[Extracted information]:
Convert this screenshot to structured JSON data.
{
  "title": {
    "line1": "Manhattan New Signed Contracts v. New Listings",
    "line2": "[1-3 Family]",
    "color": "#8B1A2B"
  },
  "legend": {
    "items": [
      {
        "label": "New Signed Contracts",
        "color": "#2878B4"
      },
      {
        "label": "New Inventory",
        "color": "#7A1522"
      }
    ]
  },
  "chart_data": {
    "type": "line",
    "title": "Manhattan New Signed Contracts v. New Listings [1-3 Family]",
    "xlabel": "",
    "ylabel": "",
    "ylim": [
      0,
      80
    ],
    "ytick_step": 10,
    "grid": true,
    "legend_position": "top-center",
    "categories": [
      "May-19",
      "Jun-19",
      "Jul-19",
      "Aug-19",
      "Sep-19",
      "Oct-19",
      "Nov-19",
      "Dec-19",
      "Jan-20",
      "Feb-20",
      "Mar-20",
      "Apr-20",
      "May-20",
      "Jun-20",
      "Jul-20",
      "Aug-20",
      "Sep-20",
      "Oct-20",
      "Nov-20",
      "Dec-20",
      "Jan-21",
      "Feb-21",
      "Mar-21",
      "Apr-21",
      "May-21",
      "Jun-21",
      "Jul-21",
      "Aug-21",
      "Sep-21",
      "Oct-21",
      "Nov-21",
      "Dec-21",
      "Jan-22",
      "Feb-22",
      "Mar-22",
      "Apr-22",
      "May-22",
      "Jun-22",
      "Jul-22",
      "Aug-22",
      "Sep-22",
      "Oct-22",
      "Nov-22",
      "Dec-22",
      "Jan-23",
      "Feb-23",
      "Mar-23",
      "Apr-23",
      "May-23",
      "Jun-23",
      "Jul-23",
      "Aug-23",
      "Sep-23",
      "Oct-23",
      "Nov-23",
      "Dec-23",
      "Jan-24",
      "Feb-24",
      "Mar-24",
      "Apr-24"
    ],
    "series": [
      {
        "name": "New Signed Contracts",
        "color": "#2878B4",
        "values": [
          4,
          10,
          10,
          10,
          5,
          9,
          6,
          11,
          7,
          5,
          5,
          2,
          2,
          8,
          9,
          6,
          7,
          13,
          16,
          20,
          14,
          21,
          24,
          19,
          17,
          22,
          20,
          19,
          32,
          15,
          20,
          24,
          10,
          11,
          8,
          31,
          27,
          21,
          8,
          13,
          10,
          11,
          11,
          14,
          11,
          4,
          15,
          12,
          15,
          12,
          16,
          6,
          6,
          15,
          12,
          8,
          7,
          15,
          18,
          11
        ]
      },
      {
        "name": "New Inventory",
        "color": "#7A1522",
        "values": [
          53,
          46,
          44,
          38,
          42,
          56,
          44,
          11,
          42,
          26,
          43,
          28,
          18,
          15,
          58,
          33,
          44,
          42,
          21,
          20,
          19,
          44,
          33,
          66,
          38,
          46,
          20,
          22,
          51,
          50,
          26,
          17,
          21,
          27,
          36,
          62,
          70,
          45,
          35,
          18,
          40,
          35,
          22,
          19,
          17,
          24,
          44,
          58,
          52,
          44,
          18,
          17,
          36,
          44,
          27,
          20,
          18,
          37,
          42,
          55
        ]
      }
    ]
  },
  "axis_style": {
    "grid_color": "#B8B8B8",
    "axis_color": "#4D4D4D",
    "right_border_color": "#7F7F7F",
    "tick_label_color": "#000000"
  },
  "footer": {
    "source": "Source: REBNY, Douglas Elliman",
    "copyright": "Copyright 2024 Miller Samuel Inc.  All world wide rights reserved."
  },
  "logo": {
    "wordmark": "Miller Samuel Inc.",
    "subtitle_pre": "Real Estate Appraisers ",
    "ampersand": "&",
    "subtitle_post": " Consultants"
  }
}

[Exercise]: Look for the word "Miller" in every line of the listing and copy the lines that have it.

[Response for this exercise]:
    "copyright": "Copyright 2024 Miller Samuel Inc.  All world wide rights reserved."
    "wordmark": "Miller Samuel Inc.",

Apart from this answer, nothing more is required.